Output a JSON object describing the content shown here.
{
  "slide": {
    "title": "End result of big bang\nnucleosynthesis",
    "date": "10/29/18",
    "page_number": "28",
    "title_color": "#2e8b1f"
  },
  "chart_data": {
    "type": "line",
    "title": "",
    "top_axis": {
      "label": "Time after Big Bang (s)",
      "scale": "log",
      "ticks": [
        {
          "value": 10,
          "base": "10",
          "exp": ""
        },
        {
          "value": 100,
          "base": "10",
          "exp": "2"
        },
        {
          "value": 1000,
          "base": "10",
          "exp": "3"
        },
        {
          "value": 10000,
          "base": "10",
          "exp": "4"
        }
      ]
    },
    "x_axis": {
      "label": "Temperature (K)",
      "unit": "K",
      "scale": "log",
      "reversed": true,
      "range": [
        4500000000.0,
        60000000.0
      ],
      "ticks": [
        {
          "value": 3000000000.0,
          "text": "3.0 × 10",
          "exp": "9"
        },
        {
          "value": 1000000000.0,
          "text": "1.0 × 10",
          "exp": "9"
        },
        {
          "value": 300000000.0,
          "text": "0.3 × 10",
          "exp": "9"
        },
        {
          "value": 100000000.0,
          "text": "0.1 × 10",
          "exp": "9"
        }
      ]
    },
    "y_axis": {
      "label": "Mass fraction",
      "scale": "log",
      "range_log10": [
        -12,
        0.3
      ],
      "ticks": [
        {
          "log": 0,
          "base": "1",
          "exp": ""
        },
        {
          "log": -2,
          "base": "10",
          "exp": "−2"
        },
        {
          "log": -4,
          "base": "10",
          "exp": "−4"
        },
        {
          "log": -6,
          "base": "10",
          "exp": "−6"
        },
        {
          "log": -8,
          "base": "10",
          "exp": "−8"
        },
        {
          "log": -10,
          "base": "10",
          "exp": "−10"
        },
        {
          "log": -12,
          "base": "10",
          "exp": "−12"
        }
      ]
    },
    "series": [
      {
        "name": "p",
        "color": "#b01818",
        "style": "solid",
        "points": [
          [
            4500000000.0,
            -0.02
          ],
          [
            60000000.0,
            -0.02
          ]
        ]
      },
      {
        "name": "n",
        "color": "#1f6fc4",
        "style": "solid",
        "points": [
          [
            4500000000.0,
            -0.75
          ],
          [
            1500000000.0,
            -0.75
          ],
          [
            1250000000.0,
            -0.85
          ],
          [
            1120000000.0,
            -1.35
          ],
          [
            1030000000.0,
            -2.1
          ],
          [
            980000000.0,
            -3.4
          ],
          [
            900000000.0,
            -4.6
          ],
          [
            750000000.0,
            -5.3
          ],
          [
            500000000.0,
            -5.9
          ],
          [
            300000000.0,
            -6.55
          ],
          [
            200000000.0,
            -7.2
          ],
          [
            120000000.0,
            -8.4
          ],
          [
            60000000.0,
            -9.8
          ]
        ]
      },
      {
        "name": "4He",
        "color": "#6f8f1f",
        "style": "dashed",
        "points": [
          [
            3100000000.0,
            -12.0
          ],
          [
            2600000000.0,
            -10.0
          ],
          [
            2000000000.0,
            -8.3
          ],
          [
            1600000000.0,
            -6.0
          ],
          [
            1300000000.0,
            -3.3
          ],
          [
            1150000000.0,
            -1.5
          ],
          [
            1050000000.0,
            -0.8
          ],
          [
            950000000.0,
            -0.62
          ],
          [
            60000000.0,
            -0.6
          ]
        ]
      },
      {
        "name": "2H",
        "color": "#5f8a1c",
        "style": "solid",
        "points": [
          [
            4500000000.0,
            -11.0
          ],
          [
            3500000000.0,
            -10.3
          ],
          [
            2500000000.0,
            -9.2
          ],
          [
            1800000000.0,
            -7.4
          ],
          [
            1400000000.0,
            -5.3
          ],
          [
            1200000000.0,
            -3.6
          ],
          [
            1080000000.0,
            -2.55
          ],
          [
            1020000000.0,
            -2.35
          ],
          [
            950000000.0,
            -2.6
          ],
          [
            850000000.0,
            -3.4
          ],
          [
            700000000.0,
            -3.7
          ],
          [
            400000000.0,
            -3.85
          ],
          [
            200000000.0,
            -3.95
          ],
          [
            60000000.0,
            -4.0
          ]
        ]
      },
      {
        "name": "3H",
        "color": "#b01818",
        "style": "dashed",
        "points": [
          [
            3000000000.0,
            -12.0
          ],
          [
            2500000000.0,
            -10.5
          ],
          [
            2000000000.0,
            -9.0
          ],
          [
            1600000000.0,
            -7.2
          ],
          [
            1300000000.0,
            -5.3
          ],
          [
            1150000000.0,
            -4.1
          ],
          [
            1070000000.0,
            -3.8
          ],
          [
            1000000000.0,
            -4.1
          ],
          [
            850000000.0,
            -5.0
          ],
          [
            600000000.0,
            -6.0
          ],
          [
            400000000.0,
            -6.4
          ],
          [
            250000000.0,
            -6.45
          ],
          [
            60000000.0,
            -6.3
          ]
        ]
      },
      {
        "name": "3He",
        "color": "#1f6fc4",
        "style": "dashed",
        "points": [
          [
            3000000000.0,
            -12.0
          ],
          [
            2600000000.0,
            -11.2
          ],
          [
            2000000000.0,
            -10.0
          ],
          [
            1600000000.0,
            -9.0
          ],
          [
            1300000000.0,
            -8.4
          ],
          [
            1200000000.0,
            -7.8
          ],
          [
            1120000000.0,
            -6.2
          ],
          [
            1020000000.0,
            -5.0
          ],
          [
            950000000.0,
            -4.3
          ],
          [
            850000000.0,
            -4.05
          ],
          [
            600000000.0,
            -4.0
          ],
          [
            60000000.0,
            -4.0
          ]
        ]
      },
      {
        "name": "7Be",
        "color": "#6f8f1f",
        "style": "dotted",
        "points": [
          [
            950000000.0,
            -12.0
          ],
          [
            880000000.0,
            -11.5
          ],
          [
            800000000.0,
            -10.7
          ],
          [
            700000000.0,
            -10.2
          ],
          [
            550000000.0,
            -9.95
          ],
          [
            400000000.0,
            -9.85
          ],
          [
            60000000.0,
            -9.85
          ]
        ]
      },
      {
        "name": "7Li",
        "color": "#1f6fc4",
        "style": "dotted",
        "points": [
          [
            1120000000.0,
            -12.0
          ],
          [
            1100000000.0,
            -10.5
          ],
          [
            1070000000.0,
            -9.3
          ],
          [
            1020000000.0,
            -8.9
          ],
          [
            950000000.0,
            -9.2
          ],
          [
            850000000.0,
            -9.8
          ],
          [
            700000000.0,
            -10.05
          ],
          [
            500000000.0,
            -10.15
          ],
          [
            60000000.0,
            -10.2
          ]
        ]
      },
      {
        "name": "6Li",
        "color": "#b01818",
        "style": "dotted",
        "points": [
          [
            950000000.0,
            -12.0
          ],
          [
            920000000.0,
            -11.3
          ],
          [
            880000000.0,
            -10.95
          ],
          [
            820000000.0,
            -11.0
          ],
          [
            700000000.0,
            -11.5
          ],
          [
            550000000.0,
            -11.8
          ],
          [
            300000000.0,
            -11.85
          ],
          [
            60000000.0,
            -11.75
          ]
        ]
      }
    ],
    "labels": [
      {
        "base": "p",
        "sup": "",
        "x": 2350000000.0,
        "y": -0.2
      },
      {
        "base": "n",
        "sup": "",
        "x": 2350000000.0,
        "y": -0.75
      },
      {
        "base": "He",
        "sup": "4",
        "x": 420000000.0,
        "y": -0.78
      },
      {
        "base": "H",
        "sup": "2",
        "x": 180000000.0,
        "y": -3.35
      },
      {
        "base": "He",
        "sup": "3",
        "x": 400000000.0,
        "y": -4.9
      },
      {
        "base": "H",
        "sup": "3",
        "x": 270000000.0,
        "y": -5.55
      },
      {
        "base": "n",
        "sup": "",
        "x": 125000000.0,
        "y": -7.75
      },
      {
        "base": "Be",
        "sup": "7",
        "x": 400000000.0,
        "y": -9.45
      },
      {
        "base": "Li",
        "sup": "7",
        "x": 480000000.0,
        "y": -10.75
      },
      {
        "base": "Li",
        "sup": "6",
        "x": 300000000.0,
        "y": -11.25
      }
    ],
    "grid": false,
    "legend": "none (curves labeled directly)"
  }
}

■ **STATED EXERCISE**
Which lines above contain "value"? Show each of them.

■ **WRITTEN RESPONSE**
          "value": 10,
          "value": 100,
          "value": 1000,
          "value": 10000,
          "value": 3000000000.0,
          "value": 1000000000.0,
          "value": 300000000.0,
          "value": 100000000.0,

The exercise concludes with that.